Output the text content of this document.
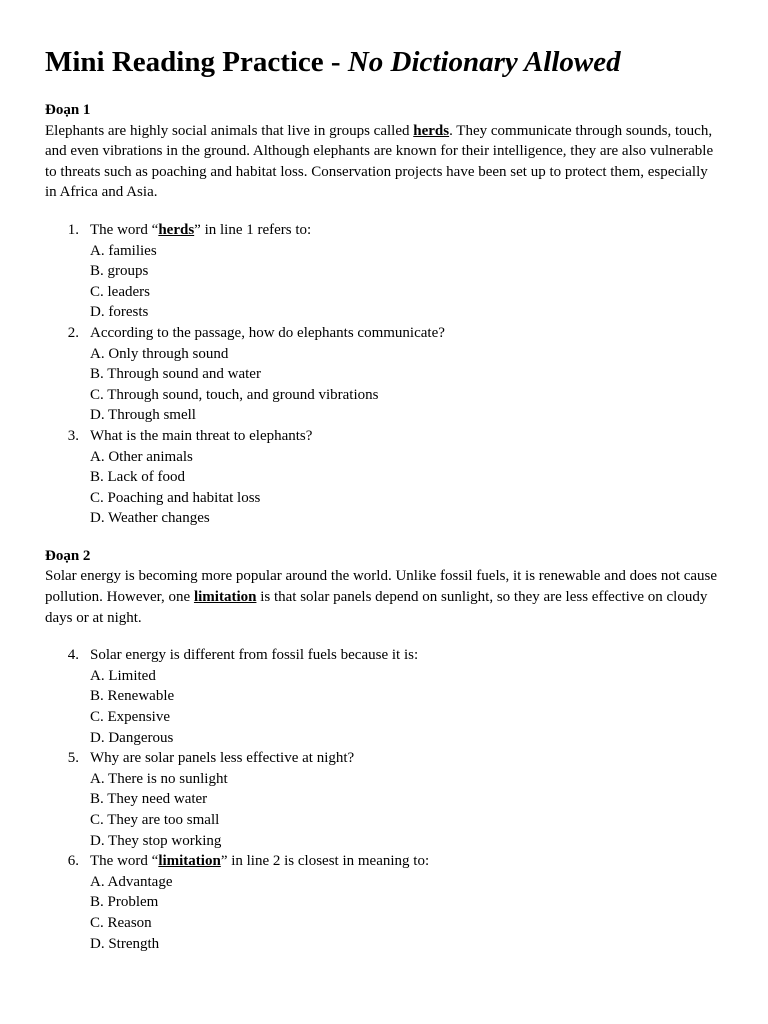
Mini Reading Practice - No Dictionary Allowed
Đoạn 1

Elephants are highly social animals that live in groups called herds. They communicate through sounds, touch, and even vibrations in the ground. Although elephants are known for their intelligence, they are also vulnerable to threats such as poaching and habitat loss. Conservation projects have been set up to protect them, especially in Africa and Asia.

1. The word “herds” in line 1 refers to:
A. families
B. groups
C. leaders
D. forests
2. According to the passage, how do elephants communicate?
A. Only through sound
B. Through sound and water
C. Through sound, touch, and ground vibrations
D. Through smell
3. What is the main threat to elephants?
A. Other animals
B. Lack of food
C. Poaching and habitat loss
D. Weather changes
Đoạn 2

Solar energy is becoming more popular around the world. Unlike fossil fuels, it is renewable and does not cause pollution. However, one limitation is that solar panels depend on sunlight, so they are less effective on cloudy days or at night.

4. Solar energy is different from fossil fuels because it is:
A. Limited
B. Renewable
C. Expensive
D. Dangerous
5. Why are solar panels less effective at night?
A. There is no sunlight
B. They need water
C. They are too small
D. They stop working
6. The word “limitation” in line 2 is closest in meaning to:
A. Advantage
B. Problem
C. Reason
D. Strength
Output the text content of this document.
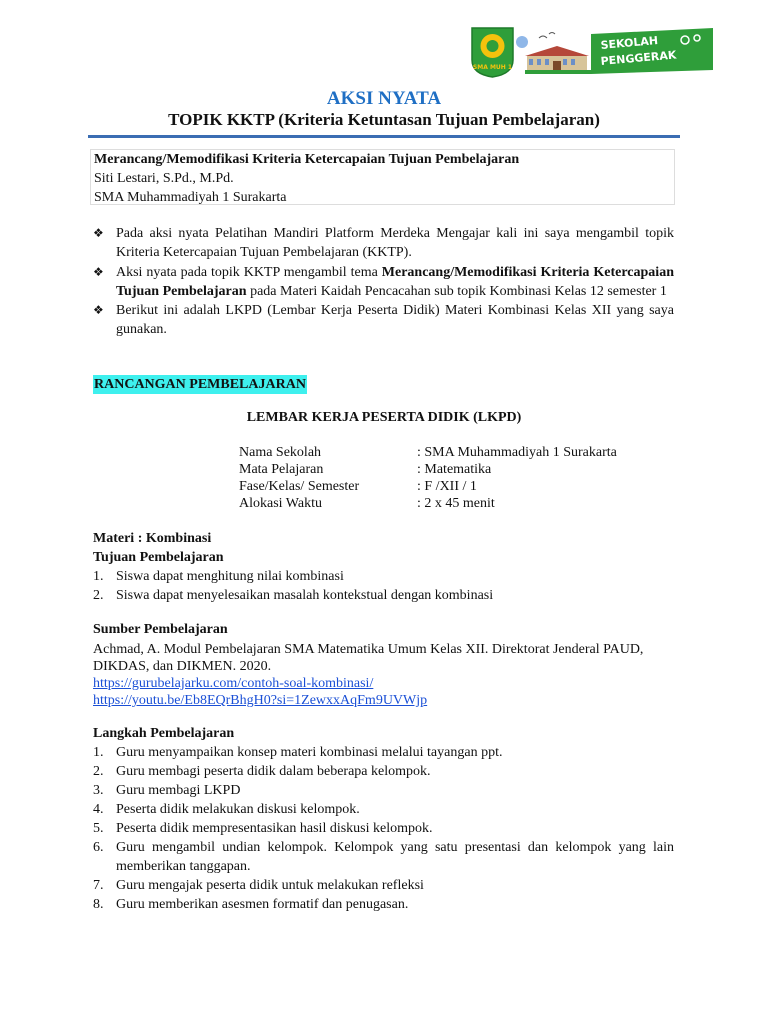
SMA MUH 1
SEKOLAH
PENGGERAK
AKSI NYATA
TOPIK KKTP (Kriteria Ketuntasan Tujuan Pembelajaran)
Merancang/Memodifikasi Kriteria Ketercapaian Tujuan Pembelajaran
Siti Lestari, S.Pd., M.Pd.
SMA Muhammadiyah 1 Surakarta
❖ Pada aksi nyata Pelatihan Mandiri Platform Merdeka Mengajar kali ini saya mengambil topik Kriteria Ketercapaian Tujuan Pembelajaran (KKTP).
❖ Aksi nyata pada topik KKTP mengambil tema Merancang/Memodifikasi Kriteria Ketercapaian Tujuan Pembelajaran pada Materi Kaidah Pencacahan sub topik Kombinasi Kelas 12 semester 1
❖ Berikut ini adalah LKPD (Lembar Kerja Peserta Didik) Materi Kombinasi Kelas XII yang saya gunakan.
RANCANGAN PEMBELAJARAN
LEMBAR KERJA PESERTA DIDIK (LKPD)
Nama Sekolah	: SMA Muhammadiyah 1 Surakarta
Mata Pelajaran	: Matematika
Fase/Kelas/ Semester	: F /XII / 1
Alokasi Waktu	: 2 x 45 menit
Materi : Kombinasi
Tujuan Pembelajaran
1. Siswa dapat menghitung nilai kombinasi
2. Siswa dapat menyelesaikan masalah kontekstual dengan kombinasi
Sumber Pembelajaran
Achmad, A. Modul Pembelajaran SMA Matematika Umum Kelas XII. Direktorat Jenderal PAUD, DIKDAS, dan DIKMEN. 2020.
https://gurubelajarku.com/contoh-soal-kombinasi/
https://youtu.be/Eb8EQrBhgH0?si=1ZewxxAqFm9UVWjp
Langkah Pembelajaran
1. Guru menyampaikan konsep materi kombinasi melalui tayangan ppt.
2. Guru membagi peserta didik dalam beberapa kelompok.
3. Guru membagi LKPD
4. Peserta didik melakukan diskusi kelompok.
5. Peserta didik mempresentasikan hasil diskusi kelompok.
6. Guru mengambil undian kelompok. Kelompok yang satu presentasi dan kelompok yang lain memberikan tanggapan.
7. Guru mengajak peserta didik untuk melakukan refleksi
8. Guru memberikan asesmen formatif dan penugasan.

■ ■ ■ ■ ■

> **Given task**: What is needed is an exact reproduction of the data, pictures excluded.

> **The solution**:
Output the text content of this document.
Mini Reading Practice - No Dictionary Allowed
Đoạn 1

Elephants are highly social animals that live in groups called herds. They communicate through sounds, touch, and even vibrations in the ground. Although elephants are known for their intelligence, they are also vulnerable to threats such as poaching and habitat loss. Conservation projects have been set up to protect them, especially in Africa and Asia.

1. The word “herds” in line 1 refers to:
A. families
B. groups
C. leaders
D. forests
2. According to the passage, how do elephants communicate?
A. Only through sound
B. Through sound and water
C. Through sound, touch, and ground vibrations
D. Through smell
3. What is the main threat to elephants?
A. Other animals
B. Lack of food
C. Poaching and habitat loss
D. Weather changes
Đoạn 2

Solar energy is becoming more popular around the world. Unlike fossil fuels, it is renewable and does not cause pollution. However, one limitation is that solar panels depend on sunlight, so they are less effective on cloudy days or at night.

4. Solar energy is different from fossil fuels because it is:
A. Limited
B. Renewable
C. Expensive
D. Dangerous
5. Why are solar panels less effective at night?
A. There is no sunlight
B. They need water
C. They are too small
D. They stop working
6. The word “limitation” in line 2 is closest in meaning to:
A. Advantage
B. Problem
C. Reason
D. Strength
Output the text content of this document.
SMA MUH 1
SEKOLAH
PENGGERAK
AKSI NYATA
TOPIK KKTP (Kriteria Ketuntasan Tujuan Pembelajaran)
Merancang/Memodifikasi Kriteria Ketercapaian Tujuan Pembelajaran
Siti Lestari, S.Pd., M.Pd.
SMA Muhammadiyah 1 Surakarta
❖ Pada aksi nyata Pelatihan Mandiri Platform Merdeka Mengajar kali ini saya mengambil topik Kriteria Ketercapaian Tujuan Pembelajaran (KKTP).
❖ Aksi nyata pada topik KKTP mengambil tema Merancang/Memodifikasi Kriteria Ketercapaian Tujuan Pembelajaran pada Materi Kaidah Pencacahan sub topik Kombinasi Kelas 12 semester 1
❖ Berikut ini adalah LKPD (Lembar Kerja Peserta Didik) Materi Kombinasi Kelas XII yang saya gunakan.
RANCANGAN PEMBELAJARAN
LEMBAR KERJA PESERTA DIDIK (LKPD)
Nama Sekolah	: SMA Muhammadiyah 1 Surakarta
Mata Pelajaran	: Matematika
Fase/Kelas/ Semester	: F /XII / 1
Alokasi Waktu	: 2 x 45 menit
Materi : Kombinasi
Tujuan Pembelajaran
1. Siswa dapat menghitung nilai kombinasi
2. Siswa dapat menyelesaikan masalah kontekstual dengan kombinasi
Sumber Pembelajaran
Achmad, A. Modul Pembelajaran SMA Matematika Umum Kelas XII. Direktorat Jenderal PAUD, DIKDAS, dan DIKMEN. 2020.
https://gurubelajarku.com/contoh-soal-kombinasi/
https://youtu.be/Eb8EQrBhgH0?si=1ZewxxAqFm9UVWjp
Langkah Pembelajaran
1. Guru menyampaikan konsep materi kombinasi melalui tayangan ppt.
2. Guru membagi peserta didik dalam beberapa kelompok.
3. Guru membagi LKPD
4. Peserta didik melakukan diskusi kelompok.
5. Peserta didik mempresentasikan hasil diskusi kelompok.
6. Guru mengambil undian kelompok. Kelompok yang satu presentasi dan kelompok yang lain memberikan tanggapan.
7. Guru mengajak peserta didik untuk melakukan refleksi
8. Guru memberikan asesmen formatif dan penugasan.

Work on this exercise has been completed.